_Set exercise_
Copy every line in which the string "grapefruit" occurs.
::::::::
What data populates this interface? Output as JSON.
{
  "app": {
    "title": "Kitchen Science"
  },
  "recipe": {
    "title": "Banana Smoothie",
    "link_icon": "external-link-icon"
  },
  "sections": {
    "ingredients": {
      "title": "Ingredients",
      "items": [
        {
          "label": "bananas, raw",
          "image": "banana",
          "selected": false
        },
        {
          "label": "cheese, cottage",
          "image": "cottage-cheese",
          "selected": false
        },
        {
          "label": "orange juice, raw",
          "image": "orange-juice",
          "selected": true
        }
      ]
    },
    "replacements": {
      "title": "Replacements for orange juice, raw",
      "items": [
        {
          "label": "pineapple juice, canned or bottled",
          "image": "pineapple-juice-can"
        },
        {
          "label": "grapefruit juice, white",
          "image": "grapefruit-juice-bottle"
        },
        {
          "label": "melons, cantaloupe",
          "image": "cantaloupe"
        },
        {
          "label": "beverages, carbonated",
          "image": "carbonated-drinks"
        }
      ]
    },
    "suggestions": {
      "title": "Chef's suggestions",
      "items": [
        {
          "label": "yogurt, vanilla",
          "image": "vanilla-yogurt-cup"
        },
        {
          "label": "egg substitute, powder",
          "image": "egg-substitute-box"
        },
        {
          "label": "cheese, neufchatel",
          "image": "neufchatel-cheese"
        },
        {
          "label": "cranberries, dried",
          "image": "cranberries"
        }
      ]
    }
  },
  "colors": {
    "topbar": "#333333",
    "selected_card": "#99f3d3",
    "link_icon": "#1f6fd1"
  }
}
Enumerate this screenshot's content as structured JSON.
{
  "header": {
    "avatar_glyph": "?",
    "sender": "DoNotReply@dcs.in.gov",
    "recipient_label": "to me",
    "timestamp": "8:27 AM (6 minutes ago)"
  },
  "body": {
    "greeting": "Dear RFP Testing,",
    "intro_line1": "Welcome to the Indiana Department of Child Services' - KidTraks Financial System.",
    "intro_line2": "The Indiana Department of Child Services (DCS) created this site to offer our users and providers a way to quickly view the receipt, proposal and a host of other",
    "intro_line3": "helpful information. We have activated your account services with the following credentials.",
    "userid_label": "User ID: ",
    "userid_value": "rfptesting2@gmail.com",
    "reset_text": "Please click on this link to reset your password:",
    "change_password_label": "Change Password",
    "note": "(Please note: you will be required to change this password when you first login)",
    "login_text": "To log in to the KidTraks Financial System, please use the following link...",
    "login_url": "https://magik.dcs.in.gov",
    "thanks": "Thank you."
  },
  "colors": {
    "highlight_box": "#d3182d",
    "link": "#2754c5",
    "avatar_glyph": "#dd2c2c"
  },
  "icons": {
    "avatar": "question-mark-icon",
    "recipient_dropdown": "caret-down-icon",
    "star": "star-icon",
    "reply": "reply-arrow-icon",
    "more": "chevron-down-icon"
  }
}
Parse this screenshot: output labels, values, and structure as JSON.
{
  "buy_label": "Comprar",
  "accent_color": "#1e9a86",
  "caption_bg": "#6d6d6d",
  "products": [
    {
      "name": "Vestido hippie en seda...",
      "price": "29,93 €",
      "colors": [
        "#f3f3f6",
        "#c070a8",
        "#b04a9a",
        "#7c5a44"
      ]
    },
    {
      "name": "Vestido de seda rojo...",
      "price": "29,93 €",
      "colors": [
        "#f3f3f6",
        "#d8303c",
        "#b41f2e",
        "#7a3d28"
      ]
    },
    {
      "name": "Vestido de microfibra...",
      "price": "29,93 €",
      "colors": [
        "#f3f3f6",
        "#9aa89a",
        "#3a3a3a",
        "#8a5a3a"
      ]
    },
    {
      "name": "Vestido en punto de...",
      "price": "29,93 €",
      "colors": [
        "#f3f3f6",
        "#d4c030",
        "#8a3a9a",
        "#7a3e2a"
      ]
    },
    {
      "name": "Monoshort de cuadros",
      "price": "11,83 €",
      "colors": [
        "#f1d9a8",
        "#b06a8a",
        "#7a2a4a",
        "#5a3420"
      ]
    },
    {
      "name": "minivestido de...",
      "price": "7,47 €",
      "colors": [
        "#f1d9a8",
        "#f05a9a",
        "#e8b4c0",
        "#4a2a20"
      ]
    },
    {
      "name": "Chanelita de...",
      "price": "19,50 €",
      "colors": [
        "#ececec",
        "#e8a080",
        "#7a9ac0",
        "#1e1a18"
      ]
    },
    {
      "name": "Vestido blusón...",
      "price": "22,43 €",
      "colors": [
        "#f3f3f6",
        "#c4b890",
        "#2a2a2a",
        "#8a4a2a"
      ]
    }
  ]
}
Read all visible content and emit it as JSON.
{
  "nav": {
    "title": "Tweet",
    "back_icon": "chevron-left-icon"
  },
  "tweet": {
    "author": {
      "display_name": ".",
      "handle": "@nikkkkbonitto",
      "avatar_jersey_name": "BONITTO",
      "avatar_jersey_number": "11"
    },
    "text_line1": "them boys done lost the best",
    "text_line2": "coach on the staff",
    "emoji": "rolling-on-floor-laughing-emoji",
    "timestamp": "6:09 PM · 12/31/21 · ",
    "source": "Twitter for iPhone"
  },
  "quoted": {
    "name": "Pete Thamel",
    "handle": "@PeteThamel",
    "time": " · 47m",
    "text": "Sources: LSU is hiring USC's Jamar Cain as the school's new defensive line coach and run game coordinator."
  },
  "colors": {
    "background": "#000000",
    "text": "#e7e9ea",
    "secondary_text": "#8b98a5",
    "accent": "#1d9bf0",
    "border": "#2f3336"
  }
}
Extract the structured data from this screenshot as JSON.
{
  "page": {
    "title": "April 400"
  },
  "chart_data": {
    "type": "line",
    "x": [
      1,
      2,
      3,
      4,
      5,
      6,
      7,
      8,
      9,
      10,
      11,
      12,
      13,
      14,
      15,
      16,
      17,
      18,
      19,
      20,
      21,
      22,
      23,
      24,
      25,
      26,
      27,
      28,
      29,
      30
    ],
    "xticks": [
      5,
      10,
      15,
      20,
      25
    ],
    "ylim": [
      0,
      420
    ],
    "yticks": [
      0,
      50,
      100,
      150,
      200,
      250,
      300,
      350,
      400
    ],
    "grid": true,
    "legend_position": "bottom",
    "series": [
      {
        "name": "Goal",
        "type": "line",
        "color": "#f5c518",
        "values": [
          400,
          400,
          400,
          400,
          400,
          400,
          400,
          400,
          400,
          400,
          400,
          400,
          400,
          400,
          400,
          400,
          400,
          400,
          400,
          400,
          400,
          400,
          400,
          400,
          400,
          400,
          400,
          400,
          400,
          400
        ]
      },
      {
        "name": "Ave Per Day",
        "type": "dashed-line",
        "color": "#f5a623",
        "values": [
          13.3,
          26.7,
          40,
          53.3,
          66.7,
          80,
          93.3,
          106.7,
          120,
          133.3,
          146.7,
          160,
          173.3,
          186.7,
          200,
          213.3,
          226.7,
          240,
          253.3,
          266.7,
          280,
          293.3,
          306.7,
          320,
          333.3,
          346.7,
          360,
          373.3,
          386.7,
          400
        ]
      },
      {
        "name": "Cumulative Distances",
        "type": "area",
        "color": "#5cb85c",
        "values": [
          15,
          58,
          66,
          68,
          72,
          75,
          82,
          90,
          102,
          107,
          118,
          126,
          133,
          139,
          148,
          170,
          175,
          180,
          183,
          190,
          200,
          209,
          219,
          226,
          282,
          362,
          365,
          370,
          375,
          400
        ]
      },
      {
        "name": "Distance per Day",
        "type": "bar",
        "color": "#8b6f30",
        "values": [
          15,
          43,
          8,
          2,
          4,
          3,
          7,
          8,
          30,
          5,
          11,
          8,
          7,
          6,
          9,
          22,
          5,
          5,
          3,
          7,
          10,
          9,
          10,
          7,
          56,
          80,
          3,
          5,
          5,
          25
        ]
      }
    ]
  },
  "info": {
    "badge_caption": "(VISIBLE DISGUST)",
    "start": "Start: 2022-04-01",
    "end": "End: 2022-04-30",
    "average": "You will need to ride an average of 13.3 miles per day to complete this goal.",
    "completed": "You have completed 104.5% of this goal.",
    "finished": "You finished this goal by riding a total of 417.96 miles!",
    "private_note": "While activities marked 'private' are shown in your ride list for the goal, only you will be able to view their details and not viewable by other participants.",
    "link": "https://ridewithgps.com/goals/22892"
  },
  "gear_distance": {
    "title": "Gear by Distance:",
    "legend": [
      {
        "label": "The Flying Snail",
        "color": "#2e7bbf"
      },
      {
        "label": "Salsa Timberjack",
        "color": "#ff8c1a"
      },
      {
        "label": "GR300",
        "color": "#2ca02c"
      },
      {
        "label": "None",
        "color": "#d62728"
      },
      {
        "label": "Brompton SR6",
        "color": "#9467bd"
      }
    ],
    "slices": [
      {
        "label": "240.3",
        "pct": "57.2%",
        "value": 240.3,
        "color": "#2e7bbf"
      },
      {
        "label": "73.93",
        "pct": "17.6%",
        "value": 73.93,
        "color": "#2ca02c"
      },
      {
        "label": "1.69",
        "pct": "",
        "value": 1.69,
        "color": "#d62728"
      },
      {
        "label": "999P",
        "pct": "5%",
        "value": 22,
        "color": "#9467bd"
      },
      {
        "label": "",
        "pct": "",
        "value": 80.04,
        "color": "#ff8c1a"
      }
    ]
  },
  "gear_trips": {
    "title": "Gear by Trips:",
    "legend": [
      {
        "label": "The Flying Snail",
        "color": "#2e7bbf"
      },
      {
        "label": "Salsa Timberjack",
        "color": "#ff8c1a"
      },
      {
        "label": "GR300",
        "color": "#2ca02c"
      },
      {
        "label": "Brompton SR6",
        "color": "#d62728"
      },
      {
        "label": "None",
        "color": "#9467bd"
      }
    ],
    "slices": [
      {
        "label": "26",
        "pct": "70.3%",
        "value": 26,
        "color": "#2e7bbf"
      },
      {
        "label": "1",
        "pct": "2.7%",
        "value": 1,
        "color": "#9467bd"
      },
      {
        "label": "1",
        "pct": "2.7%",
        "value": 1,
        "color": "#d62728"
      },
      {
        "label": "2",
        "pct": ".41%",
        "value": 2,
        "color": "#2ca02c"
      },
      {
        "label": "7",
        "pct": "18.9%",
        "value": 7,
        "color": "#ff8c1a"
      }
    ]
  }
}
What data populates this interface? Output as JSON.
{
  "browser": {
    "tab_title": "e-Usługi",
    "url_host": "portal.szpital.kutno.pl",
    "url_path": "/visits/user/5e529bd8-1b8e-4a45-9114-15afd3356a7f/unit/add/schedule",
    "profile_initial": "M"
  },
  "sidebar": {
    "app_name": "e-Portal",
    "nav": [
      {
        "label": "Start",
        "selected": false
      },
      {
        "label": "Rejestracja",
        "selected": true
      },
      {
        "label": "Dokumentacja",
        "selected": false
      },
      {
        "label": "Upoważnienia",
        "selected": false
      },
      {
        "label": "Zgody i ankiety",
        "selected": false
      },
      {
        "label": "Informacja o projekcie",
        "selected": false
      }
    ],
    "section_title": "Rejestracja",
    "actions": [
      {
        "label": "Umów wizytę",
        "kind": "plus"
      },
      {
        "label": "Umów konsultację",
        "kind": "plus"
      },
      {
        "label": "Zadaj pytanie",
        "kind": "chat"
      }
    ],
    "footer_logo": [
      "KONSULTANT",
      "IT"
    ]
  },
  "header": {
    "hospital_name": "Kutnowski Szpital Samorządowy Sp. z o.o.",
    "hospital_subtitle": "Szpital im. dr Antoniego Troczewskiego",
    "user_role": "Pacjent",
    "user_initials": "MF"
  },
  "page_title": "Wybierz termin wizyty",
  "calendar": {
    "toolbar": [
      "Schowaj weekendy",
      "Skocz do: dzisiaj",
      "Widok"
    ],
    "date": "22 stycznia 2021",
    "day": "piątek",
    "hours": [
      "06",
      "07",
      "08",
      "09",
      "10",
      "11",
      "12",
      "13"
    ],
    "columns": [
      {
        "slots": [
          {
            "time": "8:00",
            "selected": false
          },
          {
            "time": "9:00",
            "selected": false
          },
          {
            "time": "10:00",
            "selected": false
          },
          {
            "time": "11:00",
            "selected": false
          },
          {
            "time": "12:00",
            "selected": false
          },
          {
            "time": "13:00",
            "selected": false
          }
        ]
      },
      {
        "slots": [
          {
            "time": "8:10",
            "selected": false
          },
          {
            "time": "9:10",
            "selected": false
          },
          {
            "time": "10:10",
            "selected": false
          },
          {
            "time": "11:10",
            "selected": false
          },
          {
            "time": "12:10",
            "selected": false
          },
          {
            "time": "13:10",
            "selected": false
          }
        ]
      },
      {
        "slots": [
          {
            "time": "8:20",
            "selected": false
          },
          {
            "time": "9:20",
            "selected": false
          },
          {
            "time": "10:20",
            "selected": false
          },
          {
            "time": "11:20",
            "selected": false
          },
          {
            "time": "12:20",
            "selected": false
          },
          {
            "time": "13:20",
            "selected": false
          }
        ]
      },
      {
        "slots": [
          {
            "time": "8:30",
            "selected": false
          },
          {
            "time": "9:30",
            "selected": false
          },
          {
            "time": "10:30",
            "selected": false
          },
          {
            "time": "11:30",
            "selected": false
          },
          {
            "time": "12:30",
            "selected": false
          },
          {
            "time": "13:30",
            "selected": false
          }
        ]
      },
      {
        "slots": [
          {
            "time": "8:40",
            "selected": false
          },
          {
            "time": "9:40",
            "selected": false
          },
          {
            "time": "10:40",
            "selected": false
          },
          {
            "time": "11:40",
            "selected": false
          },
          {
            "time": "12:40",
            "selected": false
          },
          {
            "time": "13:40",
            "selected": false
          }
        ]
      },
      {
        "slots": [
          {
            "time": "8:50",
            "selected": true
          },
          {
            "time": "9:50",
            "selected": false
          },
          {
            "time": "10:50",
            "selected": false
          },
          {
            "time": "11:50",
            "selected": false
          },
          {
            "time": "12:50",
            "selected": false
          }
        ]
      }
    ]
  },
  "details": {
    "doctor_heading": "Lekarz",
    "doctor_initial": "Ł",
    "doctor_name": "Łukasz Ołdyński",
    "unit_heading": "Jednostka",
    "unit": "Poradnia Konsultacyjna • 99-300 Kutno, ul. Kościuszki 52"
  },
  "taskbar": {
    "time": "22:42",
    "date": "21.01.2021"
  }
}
::::::::
_Expected answer_
          "label": "grapefruit juice, white",
          "image": "grapefruit-juice-bottle"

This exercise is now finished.